◆ THE PROBLEM:
Leave out the pictures and repeat everything else in the records exactly.

◆ GIVEN INFORMATION:
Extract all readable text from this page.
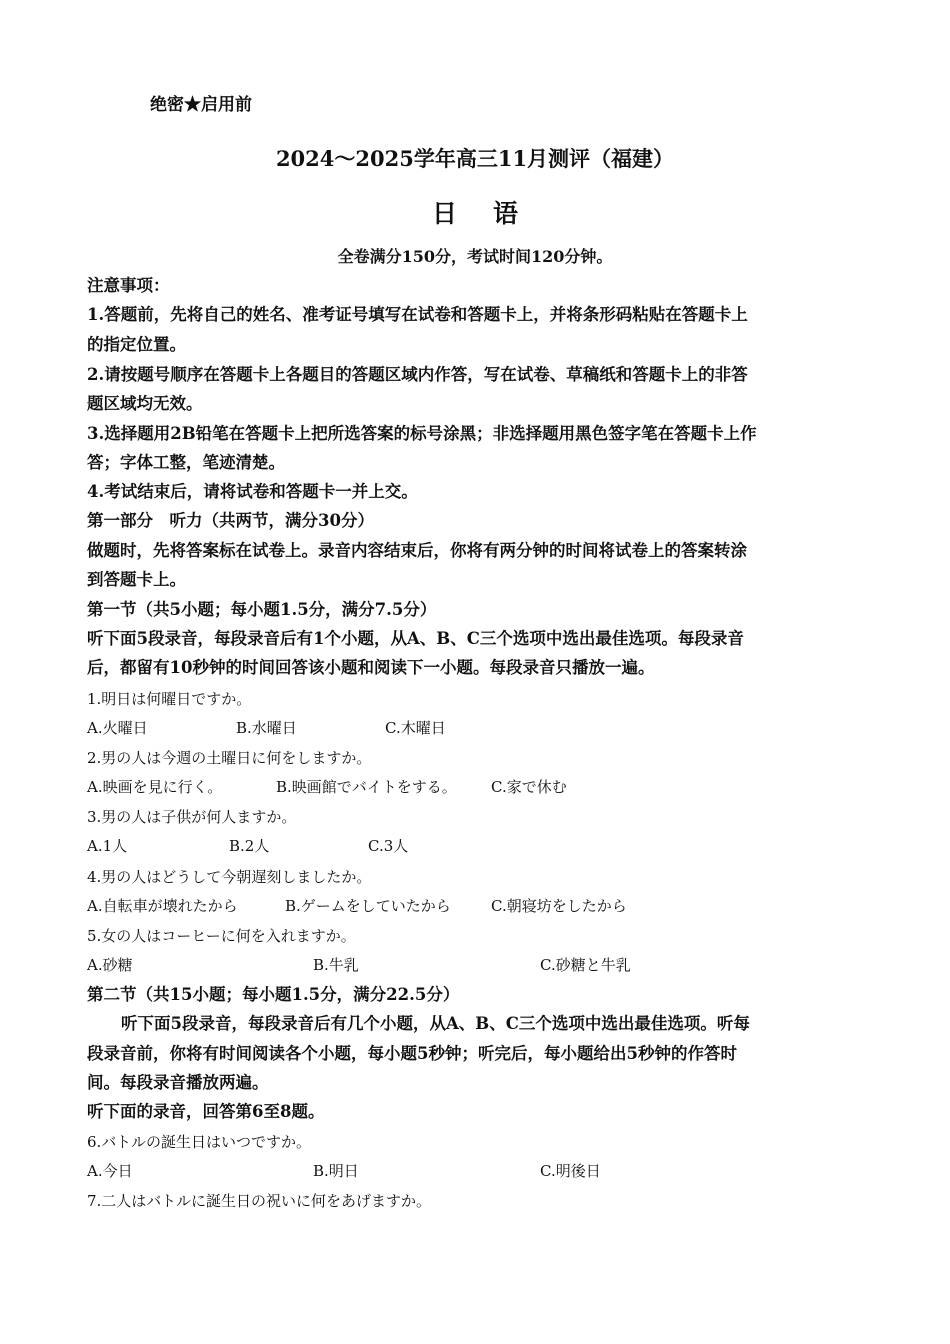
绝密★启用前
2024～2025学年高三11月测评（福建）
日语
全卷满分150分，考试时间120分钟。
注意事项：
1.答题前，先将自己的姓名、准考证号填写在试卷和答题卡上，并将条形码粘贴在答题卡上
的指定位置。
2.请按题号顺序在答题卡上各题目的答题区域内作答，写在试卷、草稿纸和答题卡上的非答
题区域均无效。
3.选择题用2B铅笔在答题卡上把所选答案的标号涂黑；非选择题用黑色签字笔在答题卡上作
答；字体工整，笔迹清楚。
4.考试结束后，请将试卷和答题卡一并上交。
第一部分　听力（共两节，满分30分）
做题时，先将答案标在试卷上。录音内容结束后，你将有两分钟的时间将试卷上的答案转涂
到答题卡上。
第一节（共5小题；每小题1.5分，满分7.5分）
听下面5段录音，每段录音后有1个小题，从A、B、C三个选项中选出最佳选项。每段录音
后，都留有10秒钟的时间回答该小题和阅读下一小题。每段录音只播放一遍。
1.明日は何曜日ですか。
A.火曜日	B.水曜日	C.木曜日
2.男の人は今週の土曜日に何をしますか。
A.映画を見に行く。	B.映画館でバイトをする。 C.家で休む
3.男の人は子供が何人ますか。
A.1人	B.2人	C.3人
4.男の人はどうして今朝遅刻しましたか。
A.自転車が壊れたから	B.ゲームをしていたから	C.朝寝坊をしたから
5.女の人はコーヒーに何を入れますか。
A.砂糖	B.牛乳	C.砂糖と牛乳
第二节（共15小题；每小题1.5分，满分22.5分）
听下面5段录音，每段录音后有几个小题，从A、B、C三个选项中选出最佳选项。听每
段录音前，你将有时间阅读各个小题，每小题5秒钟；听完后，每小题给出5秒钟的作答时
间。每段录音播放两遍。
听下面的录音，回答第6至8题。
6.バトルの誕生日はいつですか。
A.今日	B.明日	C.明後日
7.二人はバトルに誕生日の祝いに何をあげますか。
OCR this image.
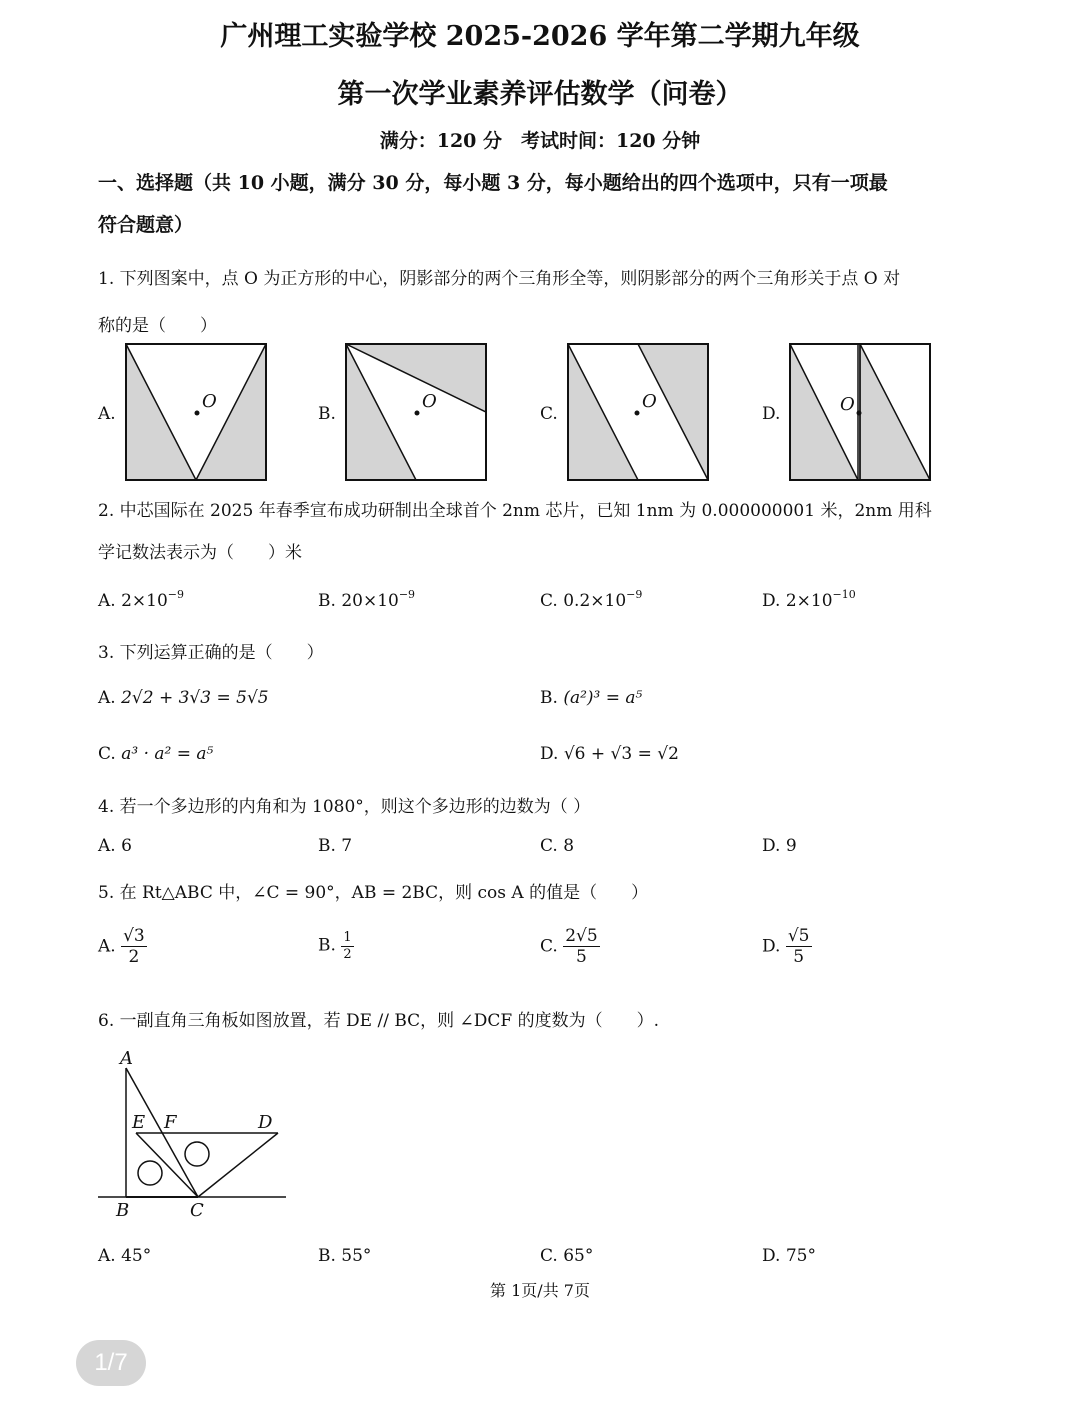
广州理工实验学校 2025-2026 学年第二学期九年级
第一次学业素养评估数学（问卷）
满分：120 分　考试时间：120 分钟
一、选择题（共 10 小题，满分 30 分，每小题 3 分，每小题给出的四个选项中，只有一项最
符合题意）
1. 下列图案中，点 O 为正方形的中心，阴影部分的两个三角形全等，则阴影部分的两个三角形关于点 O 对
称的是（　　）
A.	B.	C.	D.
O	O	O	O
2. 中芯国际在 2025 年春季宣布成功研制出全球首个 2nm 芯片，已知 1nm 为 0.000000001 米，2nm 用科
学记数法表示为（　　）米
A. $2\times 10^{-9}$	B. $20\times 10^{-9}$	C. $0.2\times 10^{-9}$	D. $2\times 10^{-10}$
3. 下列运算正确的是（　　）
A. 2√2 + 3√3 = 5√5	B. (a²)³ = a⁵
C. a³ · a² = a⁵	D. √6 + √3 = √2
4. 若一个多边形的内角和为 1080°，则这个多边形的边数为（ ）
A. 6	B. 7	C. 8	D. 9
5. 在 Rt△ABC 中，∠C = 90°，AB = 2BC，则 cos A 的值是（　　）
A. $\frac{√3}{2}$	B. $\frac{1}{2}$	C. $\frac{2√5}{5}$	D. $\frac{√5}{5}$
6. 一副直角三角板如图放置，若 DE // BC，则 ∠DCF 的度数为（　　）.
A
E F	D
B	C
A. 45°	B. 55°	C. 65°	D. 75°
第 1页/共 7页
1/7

◆ SOLUTION TO THIS PROBLEM:
Extract all readable text from this page.
绝密★启用前
2024～2025学年高三11月测评（福建）
日语
全卷满分150分，考试时间120分钟。
注意事项：
1.答题前，先将自己的姓名、准考证号填写在试卷和答题卡上，并将条形码粘贴在答题卡上
的指定位置。
2.请按题号顺序在答题卡上各题目的答题区域内作答，写在试卷、草稿纸和答题卡上的非答
题区域均无效。
3.选择题用2B铅笔在答题卡上把所选答案的标号涂黑；非选择题用黑色签字笔在答题卡上作
答；字体工整，笔迹清楚。
4.考试结束后，请将试卷和答题卡一并上交。
第一部分　听力（共两节，满分30分）
做题时，先将答案标在试卷上。录音内容结束后，你将有两分钟的时间将试卷上的答案转涂
到答题卡上。
第一节（共5小题；每小题1.5分，满分7.5分）
听下面5段录音，每段录音后有1个小题，从A、B、C三个选项中选出最佳选项。每段录音
后，都留有10秒钟的时间回答该小题和阅读下一小题。每段录音只播放一遍。
1.明日は何曜日ですか。
A.火曜日	B.水曜日	C.木曜日
2.男の人は今週の土曜日に何をしますか。
A.映画を見に行く。	B.映画館でバイトをする。 C.家で休む
3.男の人は子供が何人ますか。
A.1人	B.2人	C.3人
4.男の人はどうして今朝遅刻しましたか。
A.自転車が壊れたから	B.ゲームをしていたから	C.朝寝坊をしたから
5.女の人はコーヒーに何を入れますか。
A.砂糖	B.牛乳	C.砂糖と牛乳
第二节（共15小题；每小题1.5分，满分22.5分）
听下面5段录音，每段录音后有几个小题，从A、B、C三个选项中选出最佳选项。听每
段录音前，你将有时间阅读各个小题，每小题5秒钟；听完后，每小题给出5秒钟的作答时
间。每段录音播放两遍。
听下面的录音，回答第6至8题。
6.バトルの誕生日はいつですか。
A.今日	B.明日	C.明後日
7.二人はバトルに誕生日の祝いに何をあげますか。
OCR this image.
广州理工实验学校 2025-2026 学年第二学期九年级
第一次学业素养评估数学（问卷）
满分：120 分　考试时间：120 分钟
一、选择题（共 10 小题，满分 30 分，每小题 3 分，每小题给出的四个选项中，只有一项最
符合题意）
1. 下列图案中，点 O 为正方形的中心，阴影部分的两个三角形全等，则阴影部分的两个三角形关于点 O 对
称的是（　　）
A.	B.	C.	D.
O	O	O	O
2. 中芯国际在 2025 年春季宣布成功研制出全球首个 2nm 芯片，已知 1nm 为 0.000000001 米，2nm 用科
学记数法表示为（　　）米
A. $2\times 10^{-9}$	B. $20\times 10^{-9}$	C. $0.2\times 10^{-9}$	D. $2\times 10^{-10}$
3. 下列运算正确的是（　　）
A. 2√2 + 3√3 = 5√5	B. (a²)³ = a⁵
C. a³ · a² = a⁵	D. √6 + √3 = √2
4. 若一个多边形的内角和为 1080°，则这个多边形的边数为（ ）
A. 6	B. 7	C. 8	D. 9
5. 在 Rt△ABC 中，∠C = 90°，AB = 2BC，则 cos A 的值是（　　）
A. $\frac{√3}{2}$	B. $\frac{1}{2}$	C. $\frac{2√5}{5}$	D. $\frac{√5}{5}$
6. 一副直角三角板如图放置，若 DE // BC，则 ∠DCF 的度数为（　　）.
A
E F	D
B	C
A. 45°	B. 55°	C. 65°	D. 75°
第 1页/共 7页
1/7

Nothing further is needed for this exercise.